Yapılacaklar:
**A.** Alıntı metne göre Eren Bülbül kaç yaşındaydı?
**B.** Alıntı metinden “Oysaki her biri” sözleriyle başlayıp “istemek büyük lâftır!..” sözlerine kadar uzanan bölümü hiç değiştirmeden yazın.

Alıntı Metin:

İyi ki varsın Eren!

“Allah’tan ümit kesilmez” hakikatinin çocuk yaştaki tezahürleri…

İddiasız, nişansız, çoğu zaman da “Bunlar adam olacak da biz de göreceğiz” dedirten…

Oysaki her biri içten içe yanan bir volkan…

Vakti bekliyorlar, “kutsal çağrı” geldiğinde, “kim var” diye sorulduğunda “sağına soluna bakmadan, ben varım” diyen…

Hatta, “kim var” sorulmasını beklemeden öne atılan yiğitler…

Onları, “yağmur da büyütür güneş de”...

Şehid olmayı isterler de kimilerine göre boyunlarından büyük lâf ederler!

Doğrudur, dünya metaına tamah edenler için şehadeti istemek büyük lâftır!..

Ama bilmezler ki, er yüreklilerin boyları arş-ı âlâya uzanır…

Uzanır da, ‘büyük lâfları’ kabul olunur…

Kabul olunur da, peygamberlikten sonra en büyük makam olan şehadet makamına oturturlar…

Onlarda, 10 yaşındayken, “Allah beni yaratırken babama danışmadı, ben Allah’a inanmak için niçin babama sorup danışayım?” diyen Hazreti Ali Keremallahu Veche’nin kokusu vardır…

Onlarda, 13-15 yaşlarındayken, Resûllah’la birlikte savaşa gitmek için kendilerini paralayan 17 Sahabe Efendilerimizin Radıyallahu Anhuma iştiyakı vardı…

Onlar, leş dünyayı bizlere bırakıp perde arkasına geçtiler…

Yasin Börü, Halil İbrahim Yıldırım, Engin Tilbaç, Abdullah Tayyip Olçok…

Bu şehid çocuklarımız kervanına Eren Bülbül de katıldı…

Ne güzel bir kervan ki menzili Allah’ın rızası, mükâfatı cemâlullah…

Hepsi erdiler ermemiz gereken yere…

Hepsi bir Eren’di: cesur, yiğit, dost, akıllı; kendini Allah’a adamış, Allah’ın lütfuyla hakikati gören…

***

Trabzon’da, Batıcı PKK unsurlarınca geçtiğimiz hafta şehid edilen 15 yaşındaki İmam Hatip talebesi Eren Bülbül kardeşimin şehadetini tebrik ederim!..

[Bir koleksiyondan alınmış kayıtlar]
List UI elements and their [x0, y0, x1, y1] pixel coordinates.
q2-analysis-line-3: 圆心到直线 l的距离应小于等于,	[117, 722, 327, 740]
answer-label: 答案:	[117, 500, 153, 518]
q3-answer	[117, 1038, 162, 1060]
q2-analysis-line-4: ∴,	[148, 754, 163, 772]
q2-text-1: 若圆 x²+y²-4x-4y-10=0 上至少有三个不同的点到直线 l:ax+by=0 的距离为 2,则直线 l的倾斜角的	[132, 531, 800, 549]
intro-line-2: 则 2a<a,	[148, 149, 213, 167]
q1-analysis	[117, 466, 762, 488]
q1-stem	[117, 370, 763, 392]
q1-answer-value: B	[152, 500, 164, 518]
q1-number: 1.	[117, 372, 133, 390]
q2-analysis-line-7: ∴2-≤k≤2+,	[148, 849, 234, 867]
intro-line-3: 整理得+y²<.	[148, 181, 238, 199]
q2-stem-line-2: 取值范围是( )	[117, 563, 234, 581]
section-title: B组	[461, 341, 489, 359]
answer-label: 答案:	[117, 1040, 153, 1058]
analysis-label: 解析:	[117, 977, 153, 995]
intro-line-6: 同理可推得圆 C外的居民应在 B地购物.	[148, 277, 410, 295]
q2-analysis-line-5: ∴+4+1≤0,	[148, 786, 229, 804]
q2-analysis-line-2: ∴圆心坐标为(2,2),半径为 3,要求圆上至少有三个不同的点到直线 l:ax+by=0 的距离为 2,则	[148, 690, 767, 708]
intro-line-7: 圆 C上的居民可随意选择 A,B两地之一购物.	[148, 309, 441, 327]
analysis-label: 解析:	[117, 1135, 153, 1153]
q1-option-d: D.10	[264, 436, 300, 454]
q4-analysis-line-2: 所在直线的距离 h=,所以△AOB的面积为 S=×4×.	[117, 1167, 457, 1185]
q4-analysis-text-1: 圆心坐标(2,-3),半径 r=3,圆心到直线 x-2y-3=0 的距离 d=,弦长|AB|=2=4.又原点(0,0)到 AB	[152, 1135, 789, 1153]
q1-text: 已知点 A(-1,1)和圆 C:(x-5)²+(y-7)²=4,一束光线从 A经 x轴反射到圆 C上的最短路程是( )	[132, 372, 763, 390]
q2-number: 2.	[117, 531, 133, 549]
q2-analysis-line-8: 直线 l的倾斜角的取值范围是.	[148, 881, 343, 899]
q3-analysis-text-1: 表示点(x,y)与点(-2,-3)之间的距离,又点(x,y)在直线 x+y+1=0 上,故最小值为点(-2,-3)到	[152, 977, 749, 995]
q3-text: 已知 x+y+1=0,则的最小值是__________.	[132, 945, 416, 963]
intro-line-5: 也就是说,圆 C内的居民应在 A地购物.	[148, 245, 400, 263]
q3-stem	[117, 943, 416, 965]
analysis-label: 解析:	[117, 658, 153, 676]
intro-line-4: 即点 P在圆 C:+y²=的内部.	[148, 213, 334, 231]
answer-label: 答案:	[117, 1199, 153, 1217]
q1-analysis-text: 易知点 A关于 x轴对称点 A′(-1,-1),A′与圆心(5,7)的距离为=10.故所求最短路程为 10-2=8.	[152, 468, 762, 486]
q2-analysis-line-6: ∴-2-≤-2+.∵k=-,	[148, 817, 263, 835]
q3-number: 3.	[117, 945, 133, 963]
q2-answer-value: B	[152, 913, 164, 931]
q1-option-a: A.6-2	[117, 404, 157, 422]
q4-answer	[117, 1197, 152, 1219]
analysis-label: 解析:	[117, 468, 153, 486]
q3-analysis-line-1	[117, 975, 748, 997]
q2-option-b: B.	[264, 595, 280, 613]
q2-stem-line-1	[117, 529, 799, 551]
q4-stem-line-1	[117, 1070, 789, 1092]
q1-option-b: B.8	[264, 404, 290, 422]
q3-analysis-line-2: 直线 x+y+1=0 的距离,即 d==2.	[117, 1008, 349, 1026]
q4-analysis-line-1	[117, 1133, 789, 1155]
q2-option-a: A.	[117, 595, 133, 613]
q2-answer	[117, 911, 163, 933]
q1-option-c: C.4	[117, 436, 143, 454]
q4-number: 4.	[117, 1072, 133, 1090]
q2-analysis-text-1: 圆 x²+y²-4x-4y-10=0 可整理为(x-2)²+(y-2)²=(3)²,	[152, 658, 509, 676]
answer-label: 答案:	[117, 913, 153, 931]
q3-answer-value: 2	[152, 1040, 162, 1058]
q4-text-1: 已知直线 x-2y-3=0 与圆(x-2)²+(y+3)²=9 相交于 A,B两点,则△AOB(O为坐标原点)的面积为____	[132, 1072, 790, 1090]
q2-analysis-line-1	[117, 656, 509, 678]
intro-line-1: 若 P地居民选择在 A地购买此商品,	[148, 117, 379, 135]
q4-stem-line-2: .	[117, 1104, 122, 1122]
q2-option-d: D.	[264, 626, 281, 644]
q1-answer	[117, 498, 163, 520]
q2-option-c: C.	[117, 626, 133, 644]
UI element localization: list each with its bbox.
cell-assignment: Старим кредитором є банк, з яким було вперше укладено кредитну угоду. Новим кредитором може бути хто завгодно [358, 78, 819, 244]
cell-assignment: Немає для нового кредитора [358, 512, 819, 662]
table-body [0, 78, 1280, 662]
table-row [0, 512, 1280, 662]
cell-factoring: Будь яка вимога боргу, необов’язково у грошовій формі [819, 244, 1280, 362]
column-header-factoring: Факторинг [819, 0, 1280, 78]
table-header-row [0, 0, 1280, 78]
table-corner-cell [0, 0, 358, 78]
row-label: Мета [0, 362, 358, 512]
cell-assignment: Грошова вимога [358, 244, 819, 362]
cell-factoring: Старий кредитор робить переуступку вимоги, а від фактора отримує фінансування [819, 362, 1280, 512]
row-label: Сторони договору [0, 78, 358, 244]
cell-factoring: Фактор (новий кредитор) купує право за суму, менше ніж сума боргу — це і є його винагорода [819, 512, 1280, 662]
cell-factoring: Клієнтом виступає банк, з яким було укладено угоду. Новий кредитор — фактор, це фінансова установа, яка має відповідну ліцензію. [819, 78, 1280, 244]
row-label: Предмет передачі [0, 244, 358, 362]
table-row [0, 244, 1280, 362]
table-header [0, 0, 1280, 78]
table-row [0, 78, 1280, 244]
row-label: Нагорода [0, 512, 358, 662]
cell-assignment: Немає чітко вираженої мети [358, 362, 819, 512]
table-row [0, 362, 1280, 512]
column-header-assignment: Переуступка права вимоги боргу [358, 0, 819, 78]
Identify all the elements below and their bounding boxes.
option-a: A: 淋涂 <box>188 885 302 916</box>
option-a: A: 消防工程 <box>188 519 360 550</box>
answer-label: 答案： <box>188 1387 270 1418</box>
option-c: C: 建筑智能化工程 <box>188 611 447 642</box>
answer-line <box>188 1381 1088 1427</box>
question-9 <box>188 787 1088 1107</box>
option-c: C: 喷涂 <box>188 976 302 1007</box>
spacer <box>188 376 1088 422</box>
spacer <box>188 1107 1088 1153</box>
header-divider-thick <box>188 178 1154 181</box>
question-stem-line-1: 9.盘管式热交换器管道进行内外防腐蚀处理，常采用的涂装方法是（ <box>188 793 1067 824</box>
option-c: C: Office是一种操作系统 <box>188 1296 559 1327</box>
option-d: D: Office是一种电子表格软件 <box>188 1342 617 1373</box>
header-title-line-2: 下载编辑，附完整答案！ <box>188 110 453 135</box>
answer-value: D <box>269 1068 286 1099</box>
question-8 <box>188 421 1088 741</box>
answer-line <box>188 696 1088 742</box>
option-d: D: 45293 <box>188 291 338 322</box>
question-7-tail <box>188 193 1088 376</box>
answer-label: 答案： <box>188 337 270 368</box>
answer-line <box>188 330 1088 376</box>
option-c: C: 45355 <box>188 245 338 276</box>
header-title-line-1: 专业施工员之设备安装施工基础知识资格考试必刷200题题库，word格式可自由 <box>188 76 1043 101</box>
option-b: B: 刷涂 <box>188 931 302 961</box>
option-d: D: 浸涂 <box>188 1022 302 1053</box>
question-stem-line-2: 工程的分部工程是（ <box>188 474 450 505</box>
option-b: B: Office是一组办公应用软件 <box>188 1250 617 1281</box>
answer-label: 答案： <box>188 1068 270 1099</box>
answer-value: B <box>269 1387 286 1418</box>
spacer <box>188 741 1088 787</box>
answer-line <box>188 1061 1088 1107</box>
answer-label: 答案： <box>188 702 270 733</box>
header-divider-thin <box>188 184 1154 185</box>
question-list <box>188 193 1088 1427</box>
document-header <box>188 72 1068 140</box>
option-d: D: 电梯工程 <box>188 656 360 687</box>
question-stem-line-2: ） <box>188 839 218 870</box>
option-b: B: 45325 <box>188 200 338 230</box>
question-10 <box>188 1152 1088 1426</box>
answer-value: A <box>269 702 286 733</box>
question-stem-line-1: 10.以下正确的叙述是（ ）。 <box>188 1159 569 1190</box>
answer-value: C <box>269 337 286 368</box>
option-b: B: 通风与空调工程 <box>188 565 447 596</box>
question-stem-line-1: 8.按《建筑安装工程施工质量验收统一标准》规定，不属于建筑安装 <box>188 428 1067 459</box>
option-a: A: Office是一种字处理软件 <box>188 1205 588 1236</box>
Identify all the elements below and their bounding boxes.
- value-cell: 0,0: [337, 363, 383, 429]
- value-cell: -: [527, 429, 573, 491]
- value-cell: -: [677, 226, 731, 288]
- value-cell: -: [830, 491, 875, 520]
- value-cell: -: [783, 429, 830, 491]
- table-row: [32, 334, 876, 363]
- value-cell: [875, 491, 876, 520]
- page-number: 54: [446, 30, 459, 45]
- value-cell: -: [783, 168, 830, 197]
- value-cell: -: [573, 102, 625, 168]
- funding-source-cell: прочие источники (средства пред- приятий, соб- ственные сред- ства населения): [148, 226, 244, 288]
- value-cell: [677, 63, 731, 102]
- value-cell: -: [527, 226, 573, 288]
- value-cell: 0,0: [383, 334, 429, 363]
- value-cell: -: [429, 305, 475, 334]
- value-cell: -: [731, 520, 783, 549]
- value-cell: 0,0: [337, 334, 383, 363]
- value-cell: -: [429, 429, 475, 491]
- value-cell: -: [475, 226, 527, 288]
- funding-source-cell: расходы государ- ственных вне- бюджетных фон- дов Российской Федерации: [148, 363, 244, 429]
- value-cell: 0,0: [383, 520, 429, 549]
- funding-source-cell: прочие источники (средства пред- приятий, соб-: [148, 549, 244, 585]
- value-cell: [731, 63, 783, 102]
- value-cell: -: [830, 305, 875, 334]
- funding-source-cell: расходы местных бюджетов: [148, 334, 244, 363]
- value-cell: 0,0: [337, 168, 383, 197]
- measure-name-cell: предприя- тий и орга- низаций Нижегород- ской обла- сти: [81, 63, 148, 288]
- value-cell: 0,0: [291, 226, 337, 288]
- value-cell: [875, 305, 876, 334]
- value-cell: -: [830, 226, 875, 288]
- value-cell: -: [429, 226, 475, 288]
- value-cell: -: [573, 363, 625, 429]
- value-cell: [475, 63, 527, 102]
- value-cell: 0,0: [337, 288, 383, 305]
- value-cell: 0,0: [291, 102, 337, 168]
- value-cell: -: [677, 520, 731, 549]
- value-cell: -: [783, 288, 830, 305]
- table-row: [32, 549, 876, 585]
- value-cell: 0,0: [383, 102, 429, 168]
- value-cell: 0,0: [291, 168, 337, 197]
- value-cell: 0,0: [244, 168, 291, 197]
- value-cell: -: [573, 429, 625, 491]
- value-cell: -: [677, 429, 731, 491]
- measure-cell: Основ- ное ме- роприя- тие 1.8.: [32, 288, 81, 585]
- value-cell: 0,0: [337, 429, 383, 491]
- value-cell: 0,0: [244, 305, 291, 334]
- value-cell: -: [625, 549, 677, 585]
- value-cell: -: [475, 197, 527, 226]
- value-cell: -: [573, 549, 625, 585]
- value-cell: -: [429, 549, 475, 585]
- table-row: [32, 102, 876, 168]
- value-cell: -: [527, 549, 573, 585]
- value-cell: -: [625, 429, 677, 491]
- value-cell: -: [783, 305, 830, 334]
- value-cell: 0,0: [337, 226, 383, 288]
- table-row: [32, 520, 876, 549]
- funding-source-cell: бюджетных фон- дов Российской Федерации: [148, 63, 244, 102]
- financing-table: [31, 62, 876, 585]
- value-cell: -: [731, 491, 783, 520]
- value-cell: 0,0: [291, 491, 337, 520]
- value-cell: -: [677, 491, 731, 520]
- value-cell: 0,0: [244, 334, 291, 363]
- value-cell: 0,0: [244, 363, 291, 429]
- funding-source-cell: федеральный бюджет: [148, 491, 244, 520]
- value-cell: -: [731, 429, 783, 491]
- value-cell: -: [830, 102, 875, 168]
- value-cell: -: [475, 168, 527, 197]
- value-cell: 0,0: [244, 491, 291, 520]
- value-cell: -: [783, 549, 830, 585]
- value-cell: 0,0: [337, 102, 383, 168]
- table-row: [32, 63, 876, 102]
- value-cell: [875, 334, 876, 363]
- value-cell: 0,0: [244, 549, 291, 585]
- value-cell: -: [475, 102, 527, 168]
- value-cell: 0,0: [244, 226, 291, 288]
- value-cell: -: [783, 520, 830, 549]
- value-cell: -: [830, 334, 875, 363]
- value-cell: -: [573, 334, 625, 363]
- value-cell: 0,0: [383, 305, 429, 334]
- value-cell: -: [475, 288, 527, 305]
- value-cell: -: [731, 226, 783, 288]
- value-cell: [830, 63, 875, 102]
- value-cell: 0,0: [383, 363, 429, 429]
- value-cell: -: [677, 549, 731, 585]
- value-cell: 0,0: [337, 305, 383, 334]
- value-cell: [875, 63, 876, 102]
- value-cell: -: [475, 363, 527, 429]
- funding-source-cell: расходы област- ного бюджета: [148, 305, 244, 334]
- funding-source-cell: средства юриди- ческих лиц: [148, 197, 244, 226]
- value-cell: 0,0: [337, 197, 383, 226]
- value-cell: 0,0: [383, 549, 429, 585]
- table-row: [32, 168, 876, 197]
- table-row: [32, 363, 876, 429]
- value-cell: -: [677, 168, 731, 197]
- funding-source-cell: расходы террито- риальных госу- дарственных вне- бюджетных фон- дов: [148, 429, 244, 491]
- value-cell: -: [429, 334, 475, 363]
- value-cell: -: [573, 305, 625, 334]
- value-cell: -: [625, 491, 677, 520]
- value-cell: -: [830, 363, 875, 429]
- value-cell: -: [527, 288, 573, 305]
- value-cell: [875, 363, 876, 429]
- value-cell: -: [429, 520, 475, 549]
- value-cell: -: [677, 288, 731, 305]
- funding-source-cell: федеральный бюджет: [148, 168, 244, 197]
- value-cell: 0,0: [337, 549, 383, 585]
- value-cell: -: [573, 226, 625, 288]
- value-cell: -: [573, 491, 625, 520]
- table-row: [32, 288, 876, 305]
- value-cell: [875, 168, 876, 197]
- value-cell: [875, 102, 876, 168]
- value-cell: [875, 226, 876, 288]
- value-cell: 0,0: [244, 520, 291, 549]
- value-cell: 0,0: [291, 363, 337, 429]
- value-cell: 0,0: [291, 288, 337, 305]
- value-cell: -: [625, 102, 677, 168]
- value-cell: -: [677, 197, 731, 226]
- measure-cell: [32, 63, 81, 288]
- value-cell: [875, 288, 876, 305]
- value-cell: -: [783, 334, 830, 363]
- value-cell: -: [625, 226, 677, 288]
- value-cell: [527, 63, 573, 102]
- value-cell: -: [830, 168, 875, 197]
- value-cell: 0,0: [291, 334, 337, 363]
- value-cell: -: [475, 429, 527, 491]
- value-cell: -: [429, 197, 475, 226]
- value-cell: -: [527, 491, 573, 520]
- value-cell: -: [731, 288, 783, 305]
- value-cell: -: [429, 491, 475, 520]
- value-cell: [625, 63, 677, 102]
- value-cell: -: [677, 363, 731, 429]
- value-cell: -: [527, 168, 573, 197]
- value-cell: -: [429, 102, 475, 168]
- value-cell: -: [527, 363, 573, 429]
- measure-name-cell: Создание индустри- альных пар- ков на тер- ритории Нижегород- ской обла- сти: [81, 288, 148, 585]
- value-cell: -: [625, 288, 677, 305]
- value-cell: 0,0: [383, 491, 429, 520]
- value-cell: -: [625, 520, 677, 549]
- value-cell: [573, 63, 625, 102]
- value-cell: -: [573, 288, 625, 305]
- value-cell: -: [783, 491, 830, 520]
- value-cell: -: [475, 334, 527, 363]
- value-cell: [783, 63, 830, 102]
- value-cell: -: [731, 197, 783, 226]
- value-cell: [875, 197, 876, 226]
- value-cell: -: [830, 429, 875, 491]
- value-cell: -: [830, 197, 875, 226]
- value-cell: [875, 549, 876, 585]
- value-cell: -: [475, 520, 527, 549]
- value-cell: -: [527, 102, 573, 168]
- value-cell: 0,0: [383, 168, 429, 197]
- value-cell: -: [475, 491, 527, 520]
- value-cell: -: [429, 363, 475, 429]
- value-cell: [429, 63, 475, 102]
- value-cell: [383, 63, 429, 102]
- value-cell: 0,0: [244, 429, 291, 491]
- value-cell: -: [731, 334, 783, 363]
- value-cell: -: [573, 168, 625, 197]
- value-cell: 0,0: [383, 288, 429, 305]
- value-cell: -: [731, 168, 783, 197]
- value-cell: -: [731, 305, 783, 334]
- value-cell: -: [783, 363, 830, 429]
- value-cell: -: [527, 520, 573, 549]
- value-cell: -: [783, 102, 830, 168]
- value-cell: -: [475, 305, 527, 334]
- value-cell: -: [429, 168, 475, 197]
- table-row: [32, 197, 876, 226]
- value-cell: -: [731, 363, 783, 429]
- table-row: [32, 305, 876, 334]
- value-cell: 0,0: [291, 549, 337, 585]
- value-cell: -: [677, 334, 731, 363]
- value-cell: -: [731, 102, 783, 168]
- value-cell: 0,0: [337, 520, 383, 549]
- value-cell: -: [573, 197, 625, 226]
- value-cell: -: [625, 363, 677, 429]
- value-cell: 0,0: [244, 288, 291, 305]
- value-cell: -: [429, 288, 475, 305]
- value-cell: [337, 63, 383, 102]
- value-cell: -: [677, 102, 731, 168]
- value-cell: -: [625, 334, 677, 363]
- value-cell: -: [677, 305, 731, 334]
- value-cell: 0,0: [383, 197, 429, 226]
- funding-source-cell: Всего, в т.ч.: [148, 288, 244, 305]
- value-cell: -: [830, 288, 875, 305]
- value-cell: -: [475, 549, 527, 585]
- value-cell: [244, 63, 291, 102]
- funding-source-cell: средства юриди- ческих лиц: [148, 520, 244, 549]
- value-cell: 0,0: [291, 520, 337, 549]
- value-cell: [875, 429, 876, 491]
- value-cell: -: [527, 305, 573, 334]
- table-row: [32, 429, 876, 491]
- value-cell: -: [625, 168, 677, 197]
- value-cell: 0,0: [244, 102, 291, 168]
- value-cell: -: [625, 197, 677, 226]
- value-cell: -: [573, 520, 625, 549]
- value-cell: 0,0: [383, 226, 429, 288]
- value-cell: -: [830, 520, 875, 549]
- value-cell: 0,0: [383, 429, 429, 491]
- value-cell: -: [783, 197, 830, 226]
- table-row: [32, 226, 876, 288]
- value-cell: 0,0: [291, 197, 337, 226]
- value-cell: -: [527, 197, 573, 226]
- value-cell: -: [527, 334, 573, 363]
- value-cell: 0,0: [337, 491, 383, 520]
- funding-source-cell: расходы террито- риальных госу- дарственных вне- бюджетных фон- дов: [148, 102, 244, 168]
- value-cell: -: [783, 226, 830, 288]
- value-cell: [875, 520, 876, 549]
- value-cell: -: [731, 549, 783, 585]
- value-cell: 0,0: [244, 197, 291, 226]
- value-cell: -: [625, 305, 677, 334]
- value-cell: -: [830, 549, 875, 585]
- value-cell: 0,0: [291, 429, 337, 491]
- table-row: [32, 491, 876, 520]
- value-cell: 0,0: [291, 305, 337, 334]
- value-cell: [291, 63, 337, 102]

Cevap Listesi:
**A.** 15 yaşındaydı.

**B.**
Oysaki her biri içten içe yanan bir volkan…

Vakti bekliyorlar, “kutsal çağrı” geldiğinde, “kim var” diye sorulduğunda “sağına soluna bakmadan, ben varım” diyen…

Hatta, “kim var” sorulmasını beklemeden öne atılan yiğitler…

Onları, “yağmur da büyütür güneş de”...

Şehid olmayı isterler de kimilerine göre boyunlarından büyük lâf ederler!

Doğrudur, dünya metaına tamah edenler için şehadeti istemek büyük lâftır!..